> Required work: Can you print every record below exactly as written?

> Supplied records:

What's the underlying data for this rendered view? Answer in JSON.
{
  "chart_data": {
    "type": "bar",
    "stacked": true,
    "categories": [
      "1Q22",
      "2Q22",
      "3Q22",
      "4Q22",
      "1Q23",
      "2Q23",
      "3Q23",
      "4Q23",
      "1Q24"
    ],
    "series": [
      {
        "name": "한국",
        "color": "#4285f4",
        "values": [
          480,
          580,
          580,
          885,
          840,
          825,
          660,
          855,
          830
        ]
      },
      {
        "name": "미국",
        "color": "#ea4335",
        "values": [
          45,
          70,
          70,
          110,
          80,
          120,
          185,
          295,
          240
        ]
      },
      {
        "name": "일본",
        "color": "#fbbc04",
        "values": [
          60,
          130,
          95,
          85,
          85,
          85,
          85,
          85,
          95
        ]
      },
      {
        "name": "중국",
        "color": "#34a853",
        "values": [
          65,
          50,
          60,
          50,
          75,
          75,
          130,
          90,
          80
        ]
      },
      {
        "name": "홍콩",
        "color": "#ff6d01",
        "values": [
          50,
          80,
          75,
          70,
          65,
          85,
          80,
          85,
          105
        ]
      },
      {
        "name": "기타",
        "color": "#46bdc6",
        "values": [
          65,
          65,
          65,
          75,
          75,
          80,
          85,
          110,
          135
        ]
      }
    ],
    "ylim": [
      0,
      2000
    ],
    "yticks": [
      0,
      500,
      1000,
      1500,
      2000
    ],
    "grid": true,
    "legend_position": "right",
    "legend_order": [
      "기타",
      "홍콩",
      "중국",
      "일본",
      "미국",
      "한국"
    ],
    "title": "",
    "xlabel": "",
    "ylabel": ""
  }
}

> Problem solution:
What's the underlying data for this rendered view? Answer in JSON.
{
  "chart_data": {
    "type": "bar",
    "stacked": true,
    "categories": [
      "1Q22",
      "2Q22",
      "3Q22",
      "4Q22",
      "1Q23",
      "2Q23",
      "3Q23",
      "4Q23",
      "1Q24"
    ],
    "series": [
      {
        "name": "한국",
        "color": "#4285f4",
        "values": [
          480,
          580,
          580,
          885,
          840,
          825,
          660,
          855,
          830
        ]
      },
      {
        "name": "미국",
        "color": "#ea4335",
        "values": [
          45,
          70,
          70,
          110,
          80,
          120,
          185,
          295,
          240
        ]
      },
      {
        "name": "일본",
        "color": "#fbbc04",
        "values": [
          60,
          130,
          95,
          85,
          85,
          85,
          85,
          85,
          95
        ]
      },
      {
        "name": "중국",
        "color": "#34a853",
        "values": [
          65,
          50,
          60,
          50,
          75,
          75,
          130,
          90,
          80
        ]
      },
      {
        "name": "홍콩",
        "color": "#ff6d01",
        "values": [
          50,
          80,
          75,
          70,
          65,
          85,
          80,
          85,
          105
        ]
      },
      {
        "name": "기타",
        "color": "#46bdc6",
        "values": [
          65,
          65,
          65,
          75,
          75,
          80,
          85,
          110,
          135
        ]
      }
    ],
    "ylim": [
      0,
      2000
    ],
    "yticks": [
      0,
      500,
      1000,
      1500,
      2000
    ],
    "grid": true,
    "legend_position": "right",
    "legend_order": [
      "기타",
      "홍콩",
      "중국",
      "일본",
      "미국",
      "한국"
    ],
    "title": "",
    "xlabel": "",
    "ylabel": ""
  }
}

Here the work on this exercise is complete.